--- BEGIN ---
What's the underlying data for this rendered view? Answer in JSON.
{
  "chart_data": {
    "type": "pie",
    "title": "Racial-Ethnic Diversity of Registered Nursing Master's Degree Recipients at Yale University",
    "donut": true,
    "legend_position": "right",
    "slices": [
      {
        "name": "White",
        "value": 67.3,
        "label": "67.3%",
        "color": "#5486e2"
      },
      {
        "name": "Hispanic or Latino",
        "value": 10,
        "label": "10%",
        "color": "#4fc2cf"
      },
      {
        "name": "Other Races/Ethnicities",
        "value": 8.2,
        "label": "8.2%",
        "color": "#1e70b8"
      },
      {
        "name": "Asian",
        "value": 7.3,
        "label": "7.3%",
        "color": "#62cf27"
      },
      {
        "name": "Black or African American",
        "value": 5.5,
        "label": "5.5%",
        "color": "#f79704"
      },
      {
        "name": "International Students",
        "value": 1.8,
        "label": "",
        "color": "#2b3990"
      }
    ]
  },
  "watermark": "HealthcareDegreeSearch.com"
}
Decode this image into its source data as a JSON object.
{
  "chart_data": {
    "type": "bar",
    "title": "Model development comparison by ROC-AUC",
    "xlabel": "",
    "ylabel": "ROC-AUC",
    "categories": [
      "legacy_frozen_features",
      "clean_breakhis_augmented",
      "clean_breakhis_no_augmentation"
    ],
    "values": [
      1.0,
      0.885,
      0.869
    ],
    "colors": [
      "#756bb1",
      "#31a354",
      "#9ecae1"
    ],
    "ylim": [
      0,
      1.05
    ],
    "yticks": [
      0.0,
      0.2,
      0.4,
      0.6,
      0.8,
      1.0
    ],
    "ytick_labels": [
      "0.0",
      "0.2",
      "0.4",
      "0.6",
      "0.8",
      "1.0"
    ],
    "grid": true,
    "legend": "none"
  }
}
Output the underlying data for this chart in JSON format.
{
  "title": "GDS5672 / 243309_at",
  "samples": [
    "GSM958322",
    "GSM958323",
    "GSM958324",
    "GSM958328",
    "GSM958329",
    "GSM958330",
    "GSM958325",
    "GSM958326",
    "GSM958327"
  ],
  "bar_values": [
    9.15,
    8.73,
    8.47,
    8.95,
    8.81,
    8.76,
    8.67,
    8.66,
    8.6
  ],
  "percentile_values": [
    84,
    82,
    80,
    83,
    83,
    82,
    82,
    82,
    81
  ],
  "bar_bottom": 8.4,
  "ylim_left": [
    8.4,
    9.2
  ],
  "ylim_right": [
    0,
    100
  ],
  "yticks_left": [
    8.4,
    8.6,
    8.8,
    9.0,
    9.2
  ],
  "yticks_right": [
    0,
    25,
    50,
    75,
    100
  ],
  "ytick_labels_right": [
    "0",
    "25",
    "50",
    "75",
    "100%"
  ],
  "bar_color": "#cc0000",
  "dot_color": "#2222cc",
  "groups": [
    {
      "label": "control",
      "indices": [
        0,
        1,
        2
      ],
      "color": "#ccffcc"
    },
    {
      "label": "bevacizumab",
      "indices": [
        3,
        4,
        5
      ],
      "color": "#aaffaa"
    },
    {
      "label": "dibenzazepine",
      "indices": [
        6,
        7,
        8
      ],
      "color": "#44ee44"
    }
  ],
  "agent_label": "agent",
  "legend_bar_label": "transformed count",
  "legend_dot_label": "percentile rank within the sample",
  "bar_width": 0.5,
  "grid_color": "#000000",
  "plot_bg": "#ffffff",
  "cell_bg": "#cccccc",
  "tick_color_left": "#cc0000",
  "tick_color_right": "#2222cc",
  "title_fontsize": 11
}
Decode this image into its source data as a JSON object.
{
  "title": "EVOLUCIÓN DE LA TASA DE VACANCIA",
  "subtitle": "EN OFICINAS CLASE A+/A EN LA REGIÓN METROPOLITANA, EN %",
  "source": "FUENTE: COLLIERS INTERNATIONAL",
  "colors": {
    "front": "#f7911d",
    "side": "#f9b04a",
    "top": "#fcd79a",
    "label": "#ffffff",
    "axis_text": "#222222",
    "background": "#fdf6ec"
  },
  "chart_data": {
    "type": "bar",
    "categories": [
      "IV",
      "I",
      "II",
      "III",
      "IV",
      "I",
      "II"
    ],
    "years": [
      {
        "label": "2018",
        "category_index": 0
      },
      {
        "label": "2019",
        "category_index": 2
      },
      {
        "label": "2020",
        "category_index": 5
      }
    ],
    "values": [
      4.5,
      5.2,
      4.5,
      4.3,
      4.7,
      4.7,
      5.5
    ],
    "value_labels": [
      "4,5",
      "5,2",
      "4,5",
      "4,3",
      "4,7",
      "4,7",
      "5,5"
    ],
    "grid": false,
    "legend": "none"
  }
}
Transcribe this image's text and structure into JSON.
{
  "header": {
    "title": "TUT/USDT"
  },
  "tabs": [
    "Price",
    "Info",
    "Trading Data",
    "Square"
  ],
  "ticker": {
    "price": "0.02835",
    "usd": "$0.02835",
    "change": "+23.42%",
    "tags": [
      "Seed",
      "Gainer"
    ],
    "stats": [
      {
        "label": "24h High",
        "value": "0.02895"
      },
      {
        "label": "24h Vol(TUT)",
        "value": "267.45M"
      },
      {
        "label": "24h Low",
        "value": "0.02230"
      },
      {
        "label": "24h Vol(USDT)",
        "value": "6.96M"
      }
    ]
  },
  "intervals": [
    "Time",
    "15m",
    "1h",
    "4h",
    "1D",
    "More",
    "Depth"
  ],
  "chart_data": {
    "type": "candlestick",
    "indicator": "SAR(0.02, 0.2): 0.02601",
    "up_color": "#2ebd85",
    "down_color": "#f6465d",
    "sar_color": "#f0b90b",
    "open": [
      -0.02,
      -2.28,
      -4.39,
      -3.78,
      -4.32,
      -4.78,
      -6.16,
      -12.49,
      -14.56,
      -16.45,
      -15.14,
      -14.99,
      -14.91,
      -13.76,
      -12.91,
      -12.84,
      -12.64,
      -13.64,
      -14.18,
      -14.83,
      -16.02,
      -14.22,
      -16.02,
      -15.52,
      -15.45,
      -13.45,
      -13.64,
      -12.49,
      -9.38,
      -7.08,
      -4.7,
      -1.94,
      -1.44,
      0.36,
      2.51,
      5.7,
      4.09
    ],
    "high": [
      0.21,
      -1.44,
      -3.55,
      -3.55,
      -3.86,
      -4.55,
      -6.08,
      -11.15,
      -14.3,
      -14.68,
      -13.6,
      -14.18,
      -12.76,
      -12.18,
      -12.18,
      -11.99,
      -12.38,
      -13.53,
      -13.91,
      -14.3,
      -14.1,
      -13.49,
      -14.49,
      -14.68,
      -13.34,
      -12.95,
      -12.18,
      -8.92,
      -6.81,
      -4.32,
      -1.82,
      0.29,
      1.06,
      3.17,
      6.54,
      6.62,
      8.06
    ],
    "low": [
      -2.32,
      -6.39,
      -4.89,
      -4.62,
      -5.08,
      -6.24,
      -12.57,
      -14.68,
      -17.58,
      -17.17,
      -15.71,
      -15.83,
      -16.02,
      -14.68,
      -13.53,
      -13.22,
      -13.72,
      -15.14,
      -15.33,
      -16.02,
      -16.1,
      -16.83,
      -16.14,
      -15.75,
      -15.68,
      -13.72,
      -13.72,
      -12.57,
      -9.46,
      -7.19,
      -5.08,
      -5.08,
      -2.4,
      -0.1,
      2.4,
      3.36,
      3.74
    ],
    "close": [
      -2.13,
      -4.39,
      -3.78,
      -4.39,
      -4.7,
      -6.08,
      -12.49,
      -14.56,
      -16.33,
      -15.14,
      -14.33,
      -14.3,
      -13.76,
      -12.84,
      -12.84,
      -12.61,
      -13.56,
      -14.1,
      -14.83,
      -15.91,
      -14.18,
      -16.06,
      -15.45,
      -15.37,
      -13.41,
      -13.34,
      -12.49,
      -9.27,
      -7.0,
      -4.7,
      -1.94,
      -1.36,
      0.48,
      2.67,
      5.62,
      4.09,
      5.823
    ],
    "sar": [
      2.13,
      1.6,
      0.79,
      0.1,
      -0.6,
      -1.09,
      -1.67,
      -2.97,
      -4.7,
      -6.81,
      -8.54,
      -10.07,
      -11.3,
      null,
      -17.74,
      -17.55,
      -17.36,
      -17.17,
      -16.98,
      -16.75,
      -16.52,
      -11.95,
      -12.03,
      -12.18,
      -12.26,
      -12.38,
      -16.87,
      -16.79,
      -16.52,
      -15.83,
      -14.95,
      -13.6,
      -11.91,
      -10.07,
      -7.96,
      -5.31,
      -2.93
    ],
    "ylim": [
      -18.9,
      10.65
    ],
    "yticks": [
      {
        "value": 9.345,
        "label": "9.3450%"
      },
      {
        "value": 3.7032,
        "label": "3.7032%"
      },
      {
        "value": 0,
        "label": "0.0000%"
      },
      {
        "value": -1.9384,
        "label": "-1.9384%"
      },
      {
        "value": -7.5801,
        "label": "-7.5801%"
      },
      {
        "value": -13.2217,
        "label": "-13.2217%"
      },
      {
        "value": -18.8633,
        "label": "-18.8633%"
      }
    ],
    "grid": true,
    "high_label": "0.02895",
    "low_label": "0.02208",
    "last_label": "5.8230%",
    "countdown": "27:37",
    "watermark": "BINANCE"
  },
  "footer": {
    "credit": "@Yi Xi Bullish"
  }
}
--- END ---
Task to carry out>
Above are the records; copy every line in them that holds the word "name".

Exercise solution>
        "name": "White",
        "name": "Hispanic or Latino",
        "name": "Other Races/Ethnicities",
        "name": "Asian",
        "name": "Black or African American",
        "name": "International Students",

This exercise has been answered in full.